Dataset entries
'''
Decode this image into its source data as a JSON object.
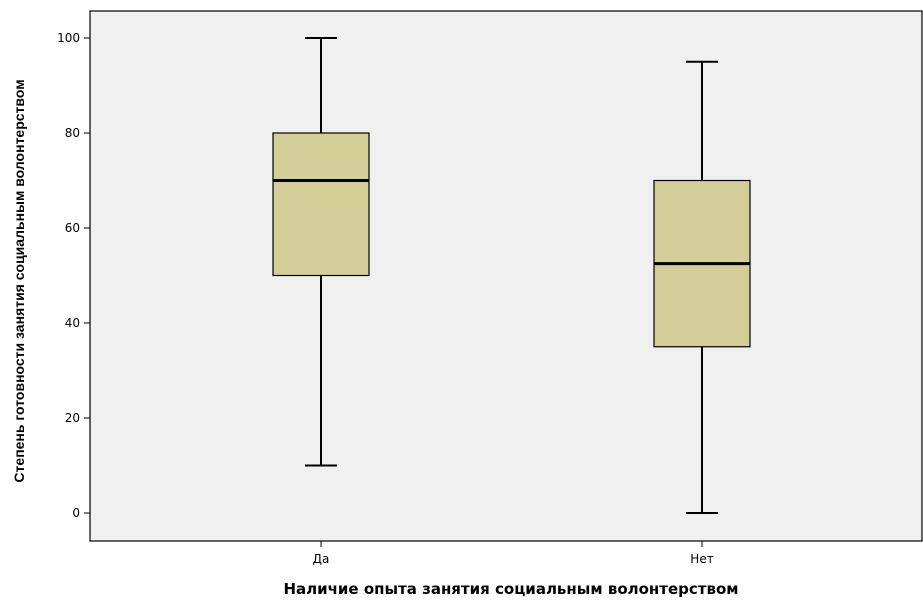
{
  "chart_data": {
    "type": "boxplot",
    "xlabel": "Наличие опыта занятия социальным волонтерством",
    "ylabel": "Степень готовности занятия социальным волонтерством",
    "categories": [
      "Да",
      "Нет"
    ],
    "boxes": [
      {
        "category": "Да",
        "min": 10,
        "q1": 50,
        "median": 70,
        "q3": 80,
        "max": 100
      },
      {
        "category": "Нет",
        "min": 0,
        "q1": 35,
        "median": 52.5,
        "q3": 70,
        "max": 95
      }
    ],
    "ylim": [
      -5,
      105
    ],
    "yticks": [
      0,
      20,
      40,
      60,
      80,
      100
    ],
    "grid": false,
    "colors": {
      "plot_background": "#F0F0F0",
      "box_fill": "#D3CE97",
      "box_stroke": "#000000",
      "median": "#000000"
    }
  }
}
'''
— What is being asked —
Filter the listing above for the string "социальным" and copy every matching line.

— Written answer —
    "xlabel": "Наличие опыта занятия социальным волонтерством",
    "ylabel": "Степень готовности занятия социальным волонтерством",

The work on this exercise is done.